start Information given

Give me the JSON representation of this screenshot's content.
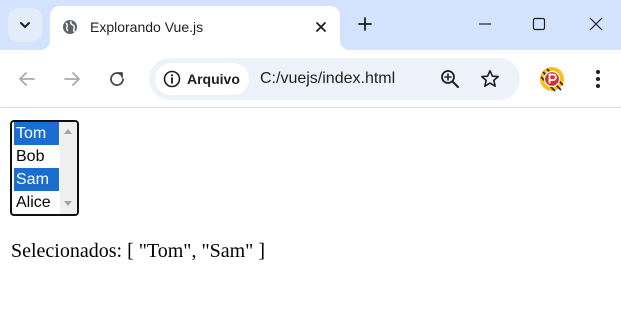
{
  "browser": {
    "tab": {
      "title": "Explorando Vue.js"
    },
    "toolbar": {
      "site_info_label": "Arquivo",
      "url": "C:/vuejs/index.html"
    },
    "icons": [
      "chevron-down-icon",
      "globe-icon",
      "close-icon",
      "plus-icon",
      "minimize-icon",
      "maximize-icon",
      "window-close-icon",
      "back-icon",
      "forward-icon",
      "reload-icon",
      "info-icon",
      "zoom-icon",
      "star-icon",
      "profile-icon",
      "more-vert-icon"
    ]
  },
  "page": {
    "listbox": {
      "options": [
        {
          "label": "Tom",
          "selected": true
        },
        {
          "label": "Bob",
          "selected": false
        },
        {
          "label": "Sam",
          "selected": true
        },
        {
          "label": "Alice",
          "selected": false
        }
      ]
    },
    "selected_text": "Selecionados: [ \"Tom\", \"Sam\" ]"
  },
  "colors": {
    "tabstrip_bg": "#d3e3fd",
    "omnibox_bg": "#edf2fa",
    "selection": "#1a6dd1"
  }
}
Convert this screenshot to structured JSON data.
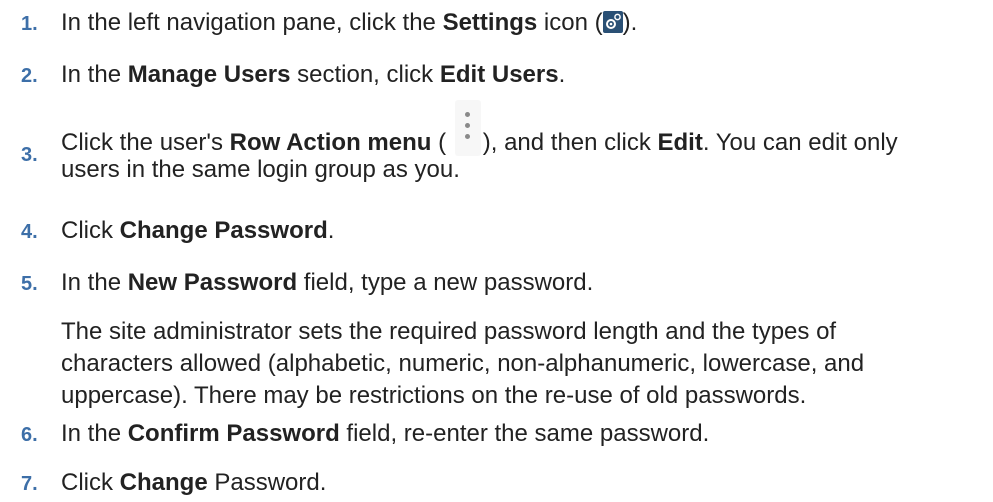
{
  "steps": [
    {
      "number": "1.",
      "parts": [
        "In the left navigation pane, click the ",
        "Settings",
        " icon (",
        ")."
      ]
    },
    {
      "number": "2.",
      "parts": [
        "In the ",
        "Manage Users",
        " section, click ",
        "Edit Users",
        "."
      ]
    },
    {
      "number": "3.",
      "parts": [
        "Click the user's ",
        "Row Action menu",
        " ( ",
        "), and then click ",
        "Edit",
        ". You can edit only",
        "users in the same login group as you."
      ]
    },
    {
      "number": "4.",
      "parts": [
        "Click ",
        "Change Password",
        "."
      ]
    },
    {
      "number": "5.",
      "parts": [
        "In the ",
        "New Password",
        " field, type a new password."
      ]
    },
    {
      "note": [
        "The site administrator sets the required password length and the types of",
        "characters allowed (alphabetic, numeric, non-alphanumeric, lowercase, and",
        "uppercase). There may be restrictions on the re-use of old passwords."
      ]
    },
    {
      "number": "6.",
      "parts": [
        "In the ",
        "Confirm Password",
        " field, re-enter the same password."
      ]
    },
    {
      "number": "7.",
      "parts": [
        "Click ",
        "Change",
        " Password."
      ]
    }
  ],
  "icons": {
    "settings": "settings-icon",
    "row_action": "row-action-menu-icon"
  },
  "colors": {
    "step_number": "#3d6fa8",
    "settings_icon_bg": "#2a5075",
    "text": "#222222"
  }
}
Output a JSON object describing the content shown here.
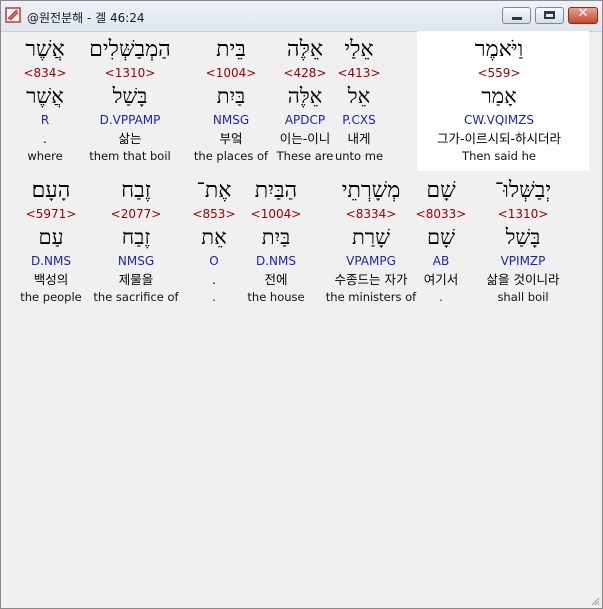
{
  "window": {
    "title": "@원전분해 - 겔 46:24",
    "controls": {
      "minimize": "minimize",
      "maximize": "maximize",
      "close": "✕"
    }
  },
  "rows": [
    [
      {
        "hebrew": "וַיֹּאמֶר",
        "strong": "<559>",
        "root": "אָמַר",
        "parse": "CW.VQIMZS",
        "korean": "그가-이르시되-하시더라",
        "english": "Then said he",
        "highlight": true
      },
      {
        "hebrew": "אֵלַי",
        "strong": "<413>",
        "root": "אֵל",
        "parse": "P.CXS",
        "korean": "내게",
        "english": "unto me"
      },
      {
        "hebrew": "אֵלֶּה",
        "strong": "<428>",
        "root": "אֵלֶּה",
        "parse": "APDCP",
        "korean": "이는-이니",
        "english": "These are"
      },
      {
        "hebrew": "בֵּית",
        "strong": "<1004>",
        "root": "בַּיִת",
        "parse": "NMSG",
        "korean": "부엌",
        "english": "the places of"
      },
      {
        "hebrew": "הַמְבַשְּׁלִים",
        "strong": "<1310>",
        "root": "בָּשַׁל",
        "parse": "D.VPPAMP",
        "korean": "삶는",
        "english": "them that boil"
      },
      {
        "hebrew": "אֲשֶׁר",
        "strong": "<834>",
        "root": "אֲשֶׁר",
        "parse": "R",
        "korean": ".",
        "english": "where"
      }
    ],
    [
      {
        "hebrew": "יְבַשְּׁלוּ־",
        "strong": "<1310>",
        "root": "בָּשַׁל",
        "parse": "VPIMZP",
        "korean": "삶을 것이니라",
        "english": "shall boil"
      },
      {
        "hebrew": "שָׁם",
        "strong": "<8033>",
        "root": "שָׁם",
        "parse": "AB",
        "korean": "여기서",
        "english": "."
      },
      {
        "hebrew": "מְשָׁרְתֵי",
        "strong": "<8334>",
        "root": "שָׁרַת",
        "parse": "VPAMPG",
        "korean": "수종드는 자가",
        "english": "the ministers of"
      },
      {
        "hebrew": "הַבַּיִת",
        "strong": "<1004>",
        "root": "בַּיִת",
        "parse": "D.NMS",
        "korean": "전에",
        "english": "the house"
      },
      {
        "hebrew": "אֶת־",
        "strong": "<853>",
        "root": "אֵת",
        "parse": "O",
        "korean": ".",
        "english": "."
      },
      {
        "hebrew": "זֶבַח",
        "strong": "<2077>",
        "root": "זֶבַח",
        "parse": "NMSG",
        "korean": "제물을",
        "english": "the sacrifice of"
      },
      {
        "hebrew": "הָעָם׃",
        "strong": "<5971>",
        "root": "עַם",
        "parse": "D.NMS",
        "korean": "백성의",
        "english": "the people"
      }
    ]
  ],
  "colors": {
    "strong": "#a00000",
    "parse": "#1a24b4",
    "background": "#f0f0f0",
    "highlight": "#ffffff"
  }
}
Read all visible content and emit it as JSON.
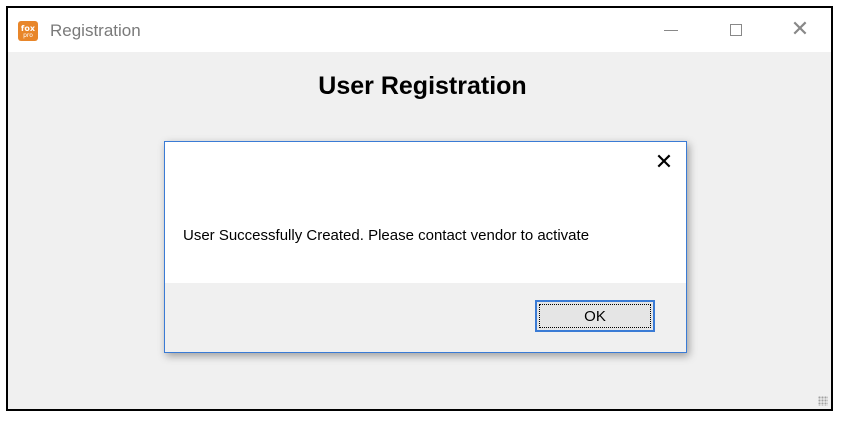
{
  "window": {
    "title": "Registration",
    "icon": "foxpro-app-icon",
    "icon_text_top": "fox",
    "icon_text_bottom": "pro",
    "controls": {
      "minimize": "minimize-icon",
      "maximize": "maximize-icon",
      "close": "close-icon"
    }
  },
  "form": {
    "heading": "User Registration"
  },
  "dialog": {
    "message": "User Successfully Created. Please contact vendor to activate",
    "ok_label": "OK",
    "close_icon": "close-icon"
  },
  "colors": {
    "accent": "#3a7bd5",
    "window_bg": "#f0f0f0",
    "app_icon": "#e8862a"
  }
}
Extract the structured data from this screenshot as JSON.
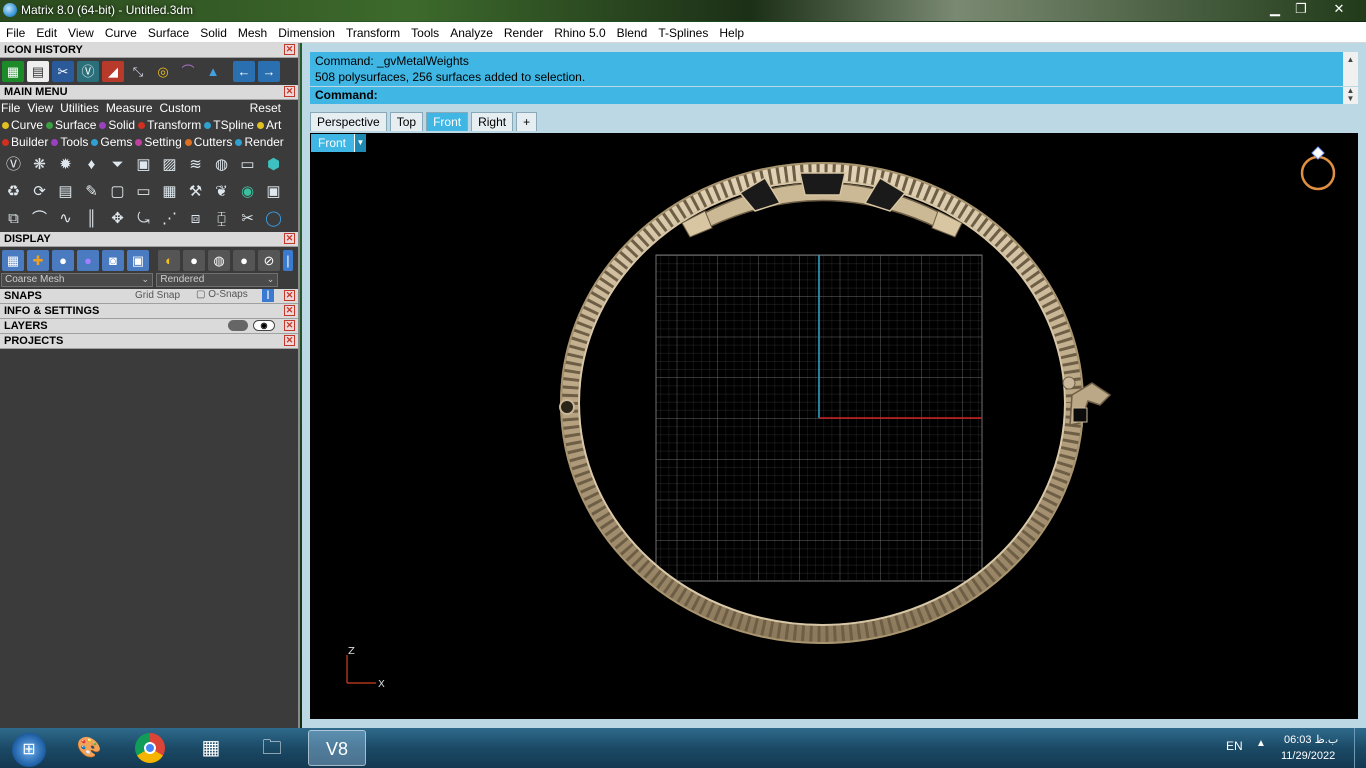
{
  "window": {
    "title": "Matrix 8.0 (64-bit) - Untitled.3dm",
    "controls": [
      "minimize",
      "restore",
      "close"
    ]
  },
  "menubar": [
    "File",
    "Edit",
    "View",
    "Curve",
    "Surface",
    "Solid",
    "Mesh",
    "Dimension",
    "Transform",
    "Tools",
    "Analyze",
    "Render",
    "Rhino 5.0",
    "Blend",
    "T-Splines",
    "Help"
  ],
  "left_panel": {
    "icon_history": {
      "title": "ICON HISTORY"
    },
    "main_menu": {
      "title": "MAIN MENU",
      "menu": [
        "File",
        "View",
        "Utilities",
        "Measure",
        "Custom"
      ],
      "reset": "Reset",
      "categories_row1": [
        "Curve",
        "Surface",
        "Solid",
        "Transform",
        "TSpline",
        "Art"
      ],
      "categories_row2": [
        "Builder",
        "Tools",
        "Gems",
        "Setting",
        "Cutters",
        "Render"
      ]
    },
    "display": {
      "title": "DISPLAY",
      "mesh_select": "Coarse Mesh",
      "render_select": "Rendered"
    },
    "snaps": {
      "title": "SNAPS",
      "grid_snap": "Grid Snap",
      "osnaps": "O-Snaps"
    },
    "info_settings": {
      "title": "INFO & SETTINGS"
    },
    "layers": {
      "title": "LAYERS"
    },
    "projects": {
      "title": "PROJECTS"
    }
  },
  "command": {
    "history_line1": "Command: _gvMetalWeights",
    "history_line2": "508 polysurfaces, 256 surfaces added to selection.",
    "prompt": "Command:"
  },
  "viewport_tabs": [
    "Perspective",
    "Top",
    "Front",
    "Right",
    "+"
  ],
  "active_tab": "Front",
  "viewport": {
    "label": "Front",
    "axis_z": "Z",
    "axis_x": "X"
  },
  "taskbar": {
    "language": "EN",
    "time": "06:03 ب.ظ",
    "date": "11/29/2022",
    "active_app": "V8"
  },
  "colors": {
    "accent": "#3fb6e3",
    "panel_bg": "#3b3b3b",
    "grid": "#5a5a5a",
    "axis_x": "#d02020",
    "axis_z": "#2aa0c8",
    "metal": "#c9b79a"
  }
}
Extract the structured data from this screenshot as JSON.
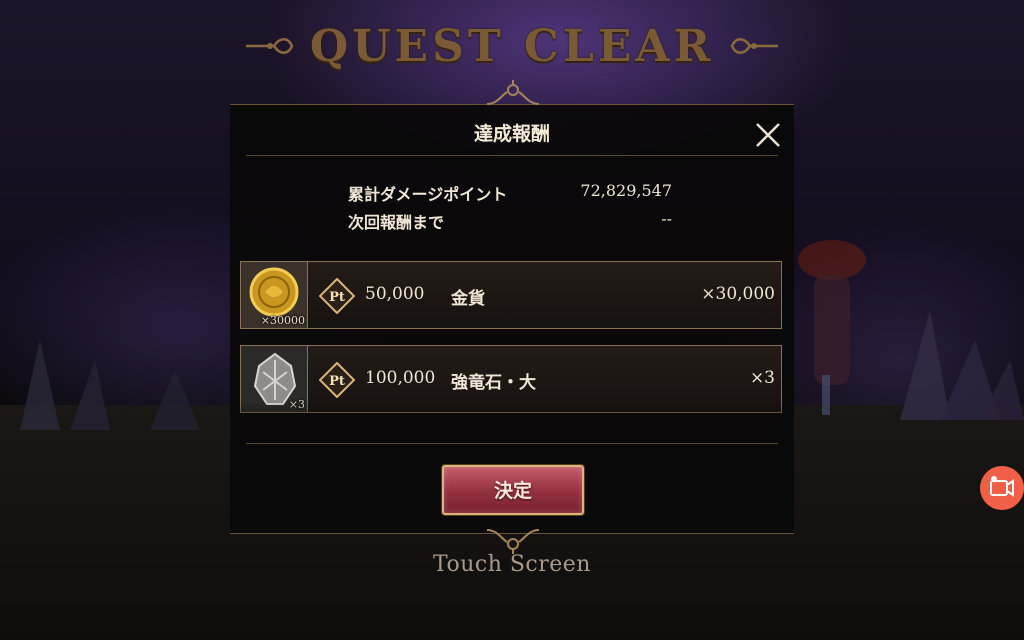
{
  "banner": {
    "title": "QUEST CLEAR"
  },
  "dialog": {
    "title": "達成報酬",
    "stats": [
      {
        "label": "累計ダメージポイント",
        "value": "72,829,547"
      },
      {
        "label": "次回報酬まで",
        "value": "--"
      }
    ],
    "rewards": [
      {
        "icon": "gold-coin-icon",
        "icon_qty": "×30000",
        "points": "50,000",
        "name": "金貨",
        "count": "×30,000"
      },
      {
        "icon": "dragon-stone-icon",
        "icon_qty": "×3",
        "points": "100,000",
        "name": "強竜石・大",
        "count": "×3"
      }
    ],
    "pt_badge_label": "Pt",
    "confirm_label": "決定",
    "close_icon": "close-icon"
  },
  "footer": {
    "touch_prompt": "Touch Screen"
  },
  "overlay": {
    "record_icon": "screen-record-icon"
  },
  "colors": {
    "accent_gold": "#d9b57a",
    "confirm_red": "#93303f",
    "record_orange": "#f06048"
  }
}
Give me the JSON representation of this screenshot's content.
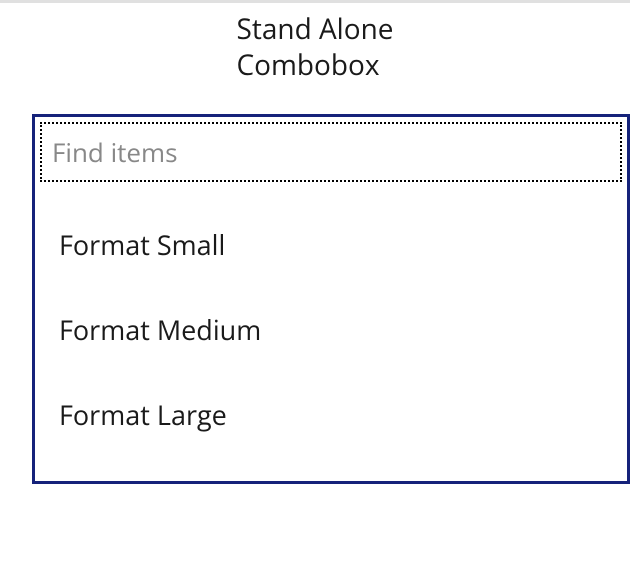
{
  "title": {
    "line1": "Stand Alone",
    "line2": "Combobox"
  },
  "search": {
    "placeholder": "Find items",
    "value": ""
  },
  "options": [
    {
      "label": "Format Small"
    },
    {
      "label": "Format Medium"
    },
    {
      "label": "Format Large"
    }
  ]
}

end Information given

> [Work required]:
List each line in the listing that contains the string "maximize".

> [Complete output]:
      "maximize-icon",
      "maximize": "maximize",
      "maximize": "maximize-icon",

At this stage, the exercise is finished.